• WHAT YOU HAVE TO DO: Report how many lines include the word "легислативи", and nothing besides that number.

• EXTRACTED DATA:
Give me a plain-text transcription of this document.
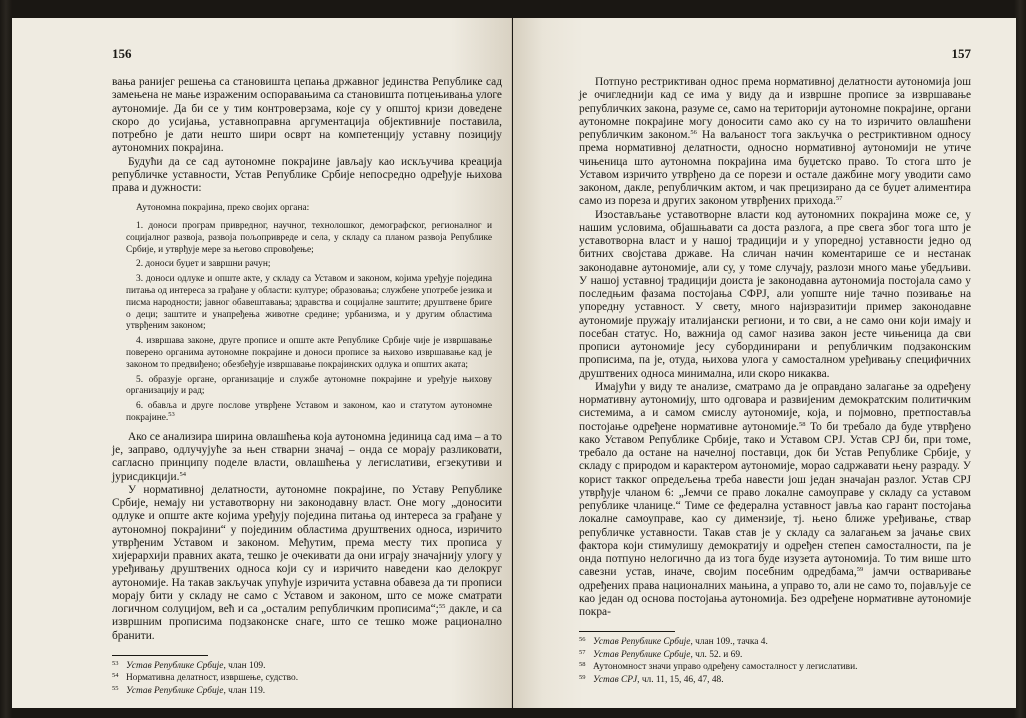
156

вања ранијег решења са становишта цепања државног јединства Републике сад замењена не мање израженим оспоравањима са становишта потцењивања улоге аутономије. Да би се у тим контроверзама, које су у општој кризи доведене скоро до усијања, уставноправна аргументација објективније поставила, потребно је дати нешто шири осврт на компетенцију уставну позицију аутономних покрајина.

Будући да се сад аутономне покрајине јављају као искључива креација републичке уставности, Устав Републике Србије непосредно одређује њихова права и дужности:

Аутономна покрајина, преко својих органа:

1. доноси програм привредног, научног, технолошког, демографског, регионалног и социјалног развоја, развоја пољопривреде и села, у складу са планом развоја Републике Србије, и утврђује мере за његово спровођење;

2. доноси буџет и завршни рачун;

3. доноси одлуке и опште акте, у складу са Уставом и законом, којима уређује поједина питања од интереса за грађане у области: културе; образовања; службене употребе језика и писма народности; јавног обавештавања; здравства и социјалне заштите; друштвене бриге о деци; заштите и унапређења животне средине; урбанизма, и у другим областима утврђеним законом;

4. извршава законе, друге прописе и опште акте Републике Србије чије је извршавање поверено органима аутономне покрајине и доноси прописе за њихово извршавање кад је законом то предвиђено; обезбеђује извршавање покрајинских одлука и општих аката;

5. образује органе, организације и службе аутономне покрајине и уређује њихову организацију и рад;

6. обавља и друге послове утврђене Уставом и законом, као и статутом аутономне покрајине.$^{53}$

Ако се анализира ширина овлашћења која аутономна јединица сад има – а то је, заправо, одлучујуће за њен стварни значај – онда се морају разликовати, сагласно принципу поделе власти, овлашћења у легислативи, егзекутиви и јурисдикцији.$^{54}$

У нормативној делатности, аутономне покрајине, по Уставу Републике Србије, немају ни уставотворну ни законодавну власт. Оне могу „доносити одлуке и опште акте којима уређују поједина питања од интереса за грађане у аутономној покрајини“ у појединим областима друштвених односа, изричито утврђеним Уставом и законом. Међутим, према месту тих прописа у хијерархији правних аката, тешко је очекивати да они играју значајнију улогу у уређивању друштвених односа који су и изричито наведени као делокруг аутономије. На такав закључак упућује изричита уставна обавеза да ти прописи морају бити у складу не само с Уставом и законом, што се може сматрати логичном солуцијом, већ и са „осталим републичким прописима“;$^{55}$ дакле, и са извршним прописима подзаконске снаге, што се тешко може рационално бранити.

53 Устав Републике Србије, члан 109.
54 Нормативна делатност, извршење, судство.
55 Устав Републике Србије, члан 119.
157

Потпуно рестриктиван однос према нормативној делатности аутономија још је очигледнији кад се има у виду да и извршне прописе за извршавање републичких закона, разуме се, само на територији аутономне покрајине, органи аутономне покрајине могу доносити само ако су на то изричито овлашћени републичким законом.$^{56}$ На ваљаност тога закључка о рестриктивном односу према нормативној делатности, односно нормативној аутономији не утиче чињеница што аутономна покрајина има буџетско право. То стога што је Уставом изричито утврђено да се порези и остале дажбине могу уводити само законом, дакле, републичким актом, и чак прецизирано да се буџет алиментира само из пореза и других законом утврђених прихода.$^{57}$

Изостављање уставотворне власти код аутономних покрајина може се, у нашим условима, објашњавати са доста разлога, а пре свега због тога што је уставотворна власт и у нашој традицији и у упоредној уставности једно од битних својстава државе. На сличан начин коментарише се и нестанак законодавне аутономије, али су, у томе случају, разлози много мање убедљиви. У нашој уставној традицији доиста је законодавна аутономија постојала само у последњим фазама постојања СФРЈ, али уопште није тачно позивање на упоредну уставност. У свету, много најизразитији пример законодавне аутономије пружају италијански региони, и то сви, а не само они који имају и посебан статус. Но, важнија од самог назива закон јесте чињеница да сви прописи аутономије јесу субординирани и републичким подзаконским прописима, па је, отуда, њихова улога у самосталном уређивању специфичних друштвених односа минимална, или скоро никаква.

Имајући у виду те анализе, сматрамо да је оправдано залагање за одређену нормативну аутономију, што одговара и развијеним демократским политичким системима, а и самом смислу аутономије, која, и појмовно, претпоставља постојање одређене нормативне аутономије.$^{58}$ То би требало да буде утврђено како Уставом Републике Србије, тако и Уставом СРЈ. Устав СРЈ би, при томе, требало да остане на начелној поставци, док би Устав Републике Србије, у складу с природом и карактером аутономије, морао садржавати њену разраду. У корист такког опредељења треба навести још један значајан разлог. Устав СРЈ утврђује чланом 6: „Јемчи се право локалне самоуправе у складу са уставом републике чланице.“ Тиме се федерална уставност јавља као гарант постојања локалне самоуправе, као су димензије, тј. њено ближе уређивање, ствар републичке уставности. Такав став је у складу са залагањем за јачање свих фактора који стимулишу демократију и одређен степен самосталности, па је онда потпуно нелогично да из тога буде изузета аутономија. То тим више што савезни устав, иначе, својим посебним одредбама,$^{59}$ јамчи остваривање одређених права националних мањина, а управо то, али не само то, појављује се као један од основа постојања аутономија. Без одређене нормативне аутономије покра-

56 Устав Републике Србије, члан 109., тачка 4.
57 Устав Републике Србије, чл. 52. и 69.
58 Аутономност значи управо одређену самосталност у легислативи.
59 Устав СРЈ, чл. 11, 15, 46, 47, 48.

• WORKED SOLUTION: 2